§ **STATED PROBLEM**: Gather each line containing the string "sprida" from these entries.

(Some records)
· · · · ·

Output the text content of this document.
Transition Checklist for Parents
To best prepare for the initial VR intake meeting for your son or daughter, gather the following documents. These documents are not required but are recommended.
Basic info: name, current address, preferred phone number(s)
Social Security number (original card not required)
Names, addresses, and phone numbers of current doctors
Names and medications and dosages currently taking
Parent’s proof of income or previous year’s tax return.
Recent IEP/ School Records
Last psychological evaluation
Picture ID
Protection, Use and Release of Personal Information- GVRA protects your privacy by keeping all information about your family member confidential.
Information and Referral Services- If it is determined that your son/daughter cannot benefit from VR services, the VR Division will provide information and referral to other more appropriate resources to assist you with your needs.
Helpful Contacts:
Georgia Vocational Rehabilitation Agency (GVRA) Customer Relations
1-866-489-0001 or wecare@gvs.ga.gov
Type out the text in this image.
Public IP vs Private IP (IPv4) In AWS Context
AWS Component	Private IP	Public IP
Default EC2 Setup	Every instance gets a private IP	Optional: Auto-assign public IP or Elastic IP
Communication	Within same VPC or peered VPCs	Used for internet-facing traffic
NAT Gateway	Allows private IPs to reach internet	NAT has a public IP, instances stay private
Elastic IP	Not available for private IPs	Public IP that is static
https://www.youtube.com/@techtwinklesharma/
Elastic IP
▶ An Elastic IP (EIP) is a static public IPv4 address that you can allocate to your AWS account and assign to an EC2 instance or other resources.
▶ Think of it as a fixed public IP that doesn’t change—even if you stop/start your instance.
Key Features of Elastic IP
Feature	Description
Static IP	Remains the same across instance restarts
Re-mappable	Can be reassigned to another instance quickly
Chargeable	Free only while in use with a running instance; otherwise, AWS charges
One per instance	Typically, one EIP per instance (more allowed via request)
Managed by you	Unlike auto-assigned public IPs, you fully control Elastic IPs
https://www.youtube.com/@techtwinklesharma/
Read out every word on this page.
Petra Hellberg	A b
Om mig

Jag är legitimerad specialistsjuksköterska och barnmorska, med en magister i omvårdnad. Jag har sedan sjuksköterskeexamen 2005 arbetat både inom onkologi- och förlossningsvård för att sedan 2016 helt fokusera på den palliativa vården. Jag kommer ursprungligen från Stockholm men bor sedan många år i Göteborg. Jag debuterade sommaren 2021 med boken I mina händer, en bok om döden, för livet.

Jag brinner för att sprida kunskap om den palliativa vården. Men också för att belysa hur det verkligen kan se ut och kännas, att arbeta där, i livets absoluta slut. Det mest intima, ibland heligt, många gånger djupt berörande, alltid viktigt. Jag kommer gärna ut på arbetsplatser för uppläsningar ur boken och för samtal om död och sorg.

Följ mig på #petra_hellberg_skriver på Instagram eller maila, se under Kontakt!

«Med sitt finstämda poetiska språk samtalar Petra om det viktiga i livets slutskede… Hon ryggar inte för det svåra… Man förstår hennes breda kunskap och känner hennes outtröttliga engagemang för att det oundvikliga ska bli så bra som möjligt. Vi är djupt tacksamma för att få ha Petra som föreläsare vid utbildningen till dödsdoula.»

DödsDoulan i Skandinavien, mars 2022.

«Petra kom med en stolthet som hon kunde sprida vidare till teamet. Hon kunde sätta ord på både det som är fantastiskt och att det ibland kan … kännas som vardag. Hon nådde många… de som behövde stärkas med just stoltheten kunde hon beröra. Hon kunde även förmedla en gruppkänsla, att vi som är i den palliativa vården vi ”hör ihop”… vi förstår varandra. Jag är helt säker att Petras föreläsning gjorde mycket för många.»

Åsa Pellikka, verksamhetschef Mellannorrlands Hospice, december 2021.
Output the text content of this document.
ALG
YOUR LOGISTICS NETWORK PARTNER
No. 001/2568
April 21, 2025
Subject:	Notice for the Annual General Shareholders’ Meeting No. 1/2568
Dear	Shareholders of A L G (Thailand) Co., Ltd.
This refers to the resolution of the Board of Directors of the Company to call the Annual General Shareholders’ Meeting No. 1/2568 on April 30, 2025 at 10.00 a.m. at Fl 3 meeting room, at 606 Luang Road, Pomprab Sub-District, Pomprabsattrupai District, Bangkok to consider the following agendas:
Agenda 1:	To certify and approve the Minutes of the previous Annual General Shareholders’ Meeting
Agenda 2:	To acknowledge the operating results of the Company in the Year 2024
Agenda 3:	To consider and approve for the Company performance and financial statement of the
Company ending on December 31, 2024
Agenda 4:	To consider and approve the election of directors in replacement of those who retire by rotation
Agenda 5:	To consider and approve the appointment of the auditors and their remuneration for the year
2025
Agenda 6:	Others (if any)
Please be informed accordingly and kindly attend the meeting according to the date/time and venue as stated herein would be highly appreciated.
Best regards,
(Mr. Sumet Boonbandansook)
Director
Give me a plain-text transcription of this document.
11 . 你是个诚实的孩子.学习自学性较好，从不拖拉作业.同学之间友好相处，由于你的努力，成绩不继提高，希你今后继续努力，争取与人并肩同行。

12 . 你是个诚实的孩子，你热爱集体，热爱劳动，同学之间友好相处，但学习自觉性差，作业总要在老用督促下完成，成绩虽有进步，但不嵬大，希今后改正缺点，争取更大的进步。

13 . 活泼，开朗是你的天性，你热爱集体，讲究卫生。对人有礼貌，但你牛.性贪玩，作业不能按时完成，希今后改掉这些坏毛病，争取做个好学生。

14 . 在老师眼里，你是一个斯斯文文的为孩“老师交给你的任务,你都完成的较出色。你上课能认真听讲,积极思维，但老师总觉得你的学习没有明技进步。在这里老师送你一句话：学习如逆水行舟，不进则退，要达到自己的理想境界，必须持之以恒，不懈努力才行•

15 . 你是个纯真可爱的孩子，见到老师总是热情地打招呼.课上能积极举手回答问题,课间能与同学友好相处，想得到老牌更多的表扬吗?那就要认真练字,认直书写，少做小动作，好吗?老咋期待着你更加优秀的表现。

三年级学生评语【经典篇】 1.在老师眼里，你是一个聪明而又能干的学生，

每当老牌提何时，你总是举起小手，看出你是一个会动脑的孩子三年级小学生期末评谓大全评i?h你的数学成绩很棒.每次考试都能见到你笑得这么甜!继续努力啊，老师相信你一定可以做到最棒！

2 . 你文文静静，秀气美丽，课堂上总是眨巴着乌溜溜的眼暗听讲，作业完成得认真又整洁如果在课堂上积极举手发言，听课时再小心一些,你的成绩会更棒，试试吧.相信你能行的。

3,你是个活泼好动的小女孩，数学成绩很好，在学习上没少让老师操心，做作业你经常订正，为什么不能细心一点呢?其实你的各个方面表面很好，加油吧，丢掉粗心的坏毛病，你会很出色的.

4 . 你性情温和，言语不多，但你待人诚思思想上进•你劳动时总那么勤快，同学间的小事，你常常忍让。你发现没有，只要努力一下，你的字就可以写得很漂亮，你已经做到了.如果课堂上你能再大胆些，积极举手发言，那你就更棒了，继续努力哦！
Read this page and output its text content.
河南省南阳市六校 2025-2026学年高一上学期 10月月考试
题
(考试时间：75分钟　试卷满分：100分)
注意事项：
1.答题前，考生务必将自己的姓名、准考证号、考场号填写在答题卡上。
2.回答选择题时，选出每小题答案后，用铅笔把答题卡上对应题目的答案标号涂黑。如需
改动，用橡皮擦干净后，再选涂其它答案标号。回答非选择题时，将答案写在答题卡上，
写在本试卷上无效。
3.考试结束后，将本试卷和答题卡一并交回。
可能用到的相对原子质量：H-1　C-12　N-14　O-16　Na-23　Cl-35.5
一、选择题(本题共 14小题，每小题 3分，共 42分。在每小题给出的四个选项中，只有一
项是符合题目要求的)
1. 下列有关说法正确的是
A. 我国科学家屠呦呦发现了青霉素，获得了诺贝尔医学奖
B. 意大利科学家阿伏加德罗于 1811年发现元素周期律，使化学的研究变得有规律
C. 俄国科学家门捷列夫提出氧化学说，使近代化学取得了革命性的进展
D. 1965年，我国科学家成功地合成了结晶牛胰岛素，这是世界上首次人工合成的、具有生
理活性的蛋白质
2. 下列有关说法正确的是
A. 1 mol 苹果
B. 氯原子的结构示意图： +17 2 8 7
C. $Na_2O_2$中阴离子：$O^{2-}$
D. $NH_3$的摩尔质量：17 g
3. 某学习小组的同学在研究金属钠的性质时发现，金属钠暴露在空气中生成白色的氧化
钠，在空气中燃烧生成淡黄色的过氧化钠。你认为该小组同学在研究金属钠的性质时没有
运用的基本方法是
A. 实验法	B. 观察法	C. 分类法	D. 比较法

· · · · ·

§ **RIGHT ANSWER**:
Jag brinner för att sprida kunskap om den palliativa vården. Men också för att belysa hur det verkligen kan se ut och kännas, att arbeta där, i livets absoluta slut. Det mest intima, ibland heligt, många gånger djupt berörande, alltid viktigt. Jag kommer gärna ut på arbetsplatser för uppläsningar ur boken och för samtal om död och sorg.
«Petra kom med en stolthet som hon kunde sprida vidare till teamet. Hon kunde sätta ord på både det som är fantastiskt och att det ibland kan … kännas som vardag. Hon nådde många… de som behövde stärkas med just stoltheten kunde hon beröra. Hon kunde även förmedla en gruppkänsla, att vi som är i den palliativa vården vi ”hör ihop”… vi förstår varandra. Jag är helt säker att Petras föreläsning gjorde mycket för många.»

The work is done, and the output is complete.